Information supplied -

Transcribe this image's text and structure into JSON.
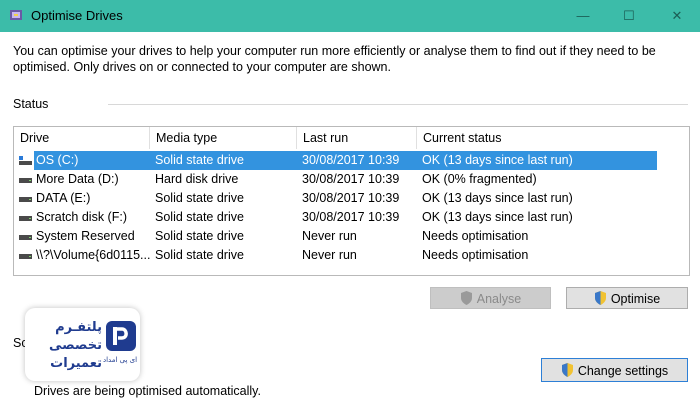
{
  "window": {
    "title": "Optimise Drives",
    "minimize": "—",
    "maximize": "☐",
    "close": "✕"
  },
  "description": "You can optimise your drives to help your computer run more efficiently or analyse them to find out if they need to be optimised. Only drives on or connected to your computer are shown.",
  "status_section": {
    "label": "Status",
    "columns": [
      "Drive",
      "Media type",
      "Last run",
      "Current status"
    ],
    "rows": [
      {
        "drive": "OS (C:)",
        "media": "Solid state drive",
        "last_run": "30/08/2017 10:39",
        "status": "OK (13 days since last run)",
        "icon": "os-drive-icon",
        "selected": true
      },
      {
        "drive": "More Data (D:)",
        "media": "Hard disk drive",
        "last_run": "30/08/2017 10:39",
        "status": "OK (0% fragmented)",
        "icon": "drive-icon"
      },
      {
        "drive": "DATA (E:)",
        "media": "Solid state drive",
        "last_run": "30/08/2017 10:39",
        "status": "OK (13 days since last run)",
        "icon": "drive-icon"
      },
      {
        "drive": "Scratch disk (F:)",
        "media": "Solid state drive",
        "last_run": "30/08/2017 10:39",
        "status": "OK (13 days since last run)",
        "icon": "drive-icon"
      },
      {
        "drive": "System Reserved",
        "media": "Solid state drive",
        "last_run": "Never run",
        "status": "Needs optimisation",
        "icon": "drive-icon"
      },
      {
        "drive": "\\\\?\\Volume{6d0115...",
        "media": "Solid state drive",
        "last_run": "Never run",
        "status": "Needs optimisation",
        "icon": "drive-icon"
      }
    ]
  },
  "buttons": {
    "analyse": "Analyse",
    "optimise": "Optimise",
    "change_settings": "Change settings"
  },
  "scheduled_section": {
    "label": "Sc",
    "footer": "Drives are being optimised automatically."
  },
  "logo": {
    "line1": "پلتفـرم",
    "line2": "تخصصی",
    "line3": "تعمیرات",
    "subtitle": "ای پی امداد"
  },
  "colors": {
    "titlebar": "#3cbca9",
    "selection": "#3393df",
    "logo": "#1f3b8f"
  }
}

Problem to work on -
Restate each of the entries above word for word and skip every image.

Reply to the exercise -
Transcribe this image's text and structure into JSON.
{
  "window": {
    "title": "Optimise Drives",
    "minimize": "—",
    "maximize": "☐",
    "close": "✕"
  },
  "description": "You can optimise your drives to help your computer run more efficiently or analyse them to find out if they need to be optimised. Only drives on or connected to your computer are shown.",
  "status_section": {
    "label": "Status",
    "columns": [
      "Drive",
      "Media type",
      "Last run",
      "Current status"
    ],
    "rows": [
      {
        "drive": "OS (C:)",
        "media": "Solid state drive",
        "last_run": "30/08/2017 10:39",
        "status": "OK (13 days since last run)",
        "icon": "os-drive-icon",
        "selected": true
      },
      {
        "drive": "More Data (D:)",
        "media": "Hard disk drive",
        "last_run": "30/08/2017 10:39",
        "status": "OK (0% fragmented)",
        "icon": "drive-icon"
      },
      {
        "drive": "DATA (E:)",
        "media": "Solid state drive",
        "last_run": "30/08/2017 10:39",
        "status": "OK (13 days since last run)",
        "icon": "drive-icon"
      },
      {
        "drive": "Scratch disk (F:)",
        "media": "Solid state drive",
        "last_run": "30/08/2017 10:39",
        "status": "OK (13 days since last run)",
        "icon": "drive-icon"
      },
      {
        "drive": "System Reserved",
        "media": "Solid state drive",
        "last_run": "Never run",
        "status": "Needs optimisation",
        "icon": "drive-icon"
      },
      {
        "drive": "\\\\?\\Volume{6d0115...",
        "media": "Solid state drive",
        "last_run": "Never run",
        "status": "Needs optimisation",
        "icon": "drive-icon"
      }
    ]
  },
  "buttons": {
    "analyse": "Analyse",
    "optimise": "Optimise",
    "change_settings": "Change settings"
  },
  "scheduled_section": {
    "label": "Sc",
    "footer": "Drives are being optimised automatically."
  },
  "logo": {
    "line1": "پلتفـرم",
    "line2": "تخصصی",
    "line3": "تعمیرات",
    "subtitle": "ای پی امداد"
  },
  "colors": {
    "titlebar": "#3cbca9",
    "selection": "#3393df",
    "logo": "#1f3b8f"
  }
}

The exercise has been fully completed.